= What you should do =
Report every line below that holds the word "screenshot".

= Supplied records =

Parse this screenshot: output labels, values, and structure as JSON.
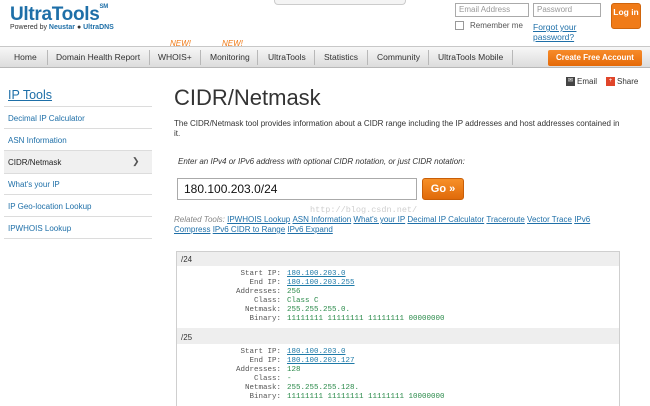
{
  "header": {
    "logo": "UltraTools",
    "logo_tm": "SM",
    "tagline_prefix": "Powered by",
    "tagline_neustar": "Neustar",
    "tagline_suffix": "UltraDNS",
    "email_placeholder": "Email Address",
    "password_placeholder": "Password",
    "remember_label": "Remember me",
    "forgot_label": "Forgot your password?",
    "login_label": "Log in"
  },
  "nav": {
    "items": [
      "Home",
      "Domain Health Report",
      "WHOIS+",
      "Monitoring",
      "UltraTools",
      "Statistics",
      "Community",
      "UltraTools Mobile"
    ],
    "new_badge": "NEW!",
    "cta": "Create Free Account"
  },
  "sidebar": {
    "title": "IP Tools",
    "items": [
      "Decimal IP Calculator",
      "ASN Information",
      "CIDR/Netmask",
      "What's your IP",
      "IP Geo-location Lookup",
      "IPWHOIS Lookup"
    ],
    "active_arrow": "❯"
  },
  "main": {
    "title": "CIDR/Netmask",
    "share_email": "Email",
    "share_share": "Share",
    "description": "The CIDR/Netmask tool provides information about a CIDR range including the IP addresses and host addresses contained in it.",
    "hint": "Enter an IPv4 or IPv6 address with optional CIDR notation, or just CIDR notation:",
    "input_value": "180.100.203.0/24",
    "go_label": "Go »",
    "related_label": "Related Tools:",
    "related": [
      "IPWHOIS Lookup",
      "ASN Information",
      "What's your IP",
      "Decimal IP Calculator",
      "Traceroute",
      "Vector Trace",
      "IPv6 Compress",
      "IPv6 CIDR to Range",
      "IPv6 Expand"
    ],
    "watermark": "http://blog.csdn.net/"
  },
  "results": [
    {
      "header": "/24",
      "rows": [
        {
          "label": "Start IP:",
          "value": "180.100.203.0",
          "link": true
        },
        {
          "label": "End IP:",
          "value": "180.100.203.255",
          "link": true
        },
        {
          "label": "Addresses:",
          "value": "256",
          "link": false
        },
        {
          "label": "Class:",
          "value": "Class C",
          "link": false
        },
        {
          "label": "Netmask:",
          "value": "255.255.255.0.",
          "link": false
        },
        {
          "label": "Binary:",
          "value": "11111111 11111111 11111111 00000000",
          "link": false
        }
      ]
    },
    {
      "header": "/25",
      "rows": [
        {
          "label": "Start IP:",
          "value": "180.100.203.0",
          "link": true
        },
        {
          "label": "End IP:",
          "value": "180.100.203.127",
          "link": true
        },
        {
          "label": "Addresses:",
          "value": "128",
          "link": false
        },
        {
          "label": "Class:",
          "value": "-",
          "link": false
        },
        {
          "label": "Netmask:",
          "value": "255.255.255.128.",
          "link": false
        },
        {
          "label": "Binary:",
          "value": "11111111 11111111 11111111 10000000",
          "link": false
        }
      ]
    }
  ],
  "colors": {
    "brand_blue": "#1e6fa8",
    "accent_orange": "#f07b18",
    "value_green": "#2a8a4a"
  }
}
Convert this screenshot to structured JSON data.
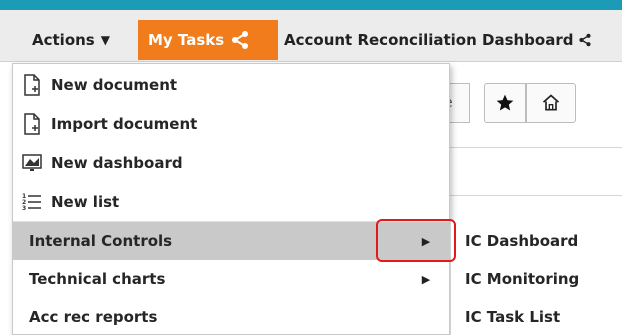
{
  "colors": {
    "accent": "#1b9bb5",
    "tab_active": "#f07c1b",
    "highlight": "#c9c9c9",
    "callout": "#e11b1b"
  },
  "tabs": {
    "actions_label": "Actions",
    "actions_caret": "▼",
    "mytasks_label": "My Tasks",
    "dashboard_label": "Account Reconciliation Dashboard"
  },
  "toolbar": {
    "partial_button_label": "e",
    "star_icon": "star-icon",
    "home_icon": "home-icon"
  },
  "menu": {
    "items": [
      {
        "label": "New document",
        "icon": "new-document-icon"
      },
      {
        "label": "Import document",
        "icon": "import-document-icon"
      },
      {
        "label": "New dashboard",
        "icon": "dashboard-icon"
      },
      {
        "label": "New list",
        "icon": "list-icon"
      },
      {
        "label": "Internal Controls",
        "submenu": true,
        "highlighted": true
      },
      {
        "label": "Technical charts",
        "submenu": true
      },
      {
        "label": "Acc rec reports"
      }
    ]
  },
  "submenu": {
    "items": [
      {
        "label": "IC Dashboard"
      },
      {
        "label": "IC Monitoring"
      },
      {
        "label": "IC Task List"
      }
    ]
  }
}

= Expected answer =
Parse this screenshot: output labels, values, and structure as JSON.
Convert this screenshot to structured JSON data.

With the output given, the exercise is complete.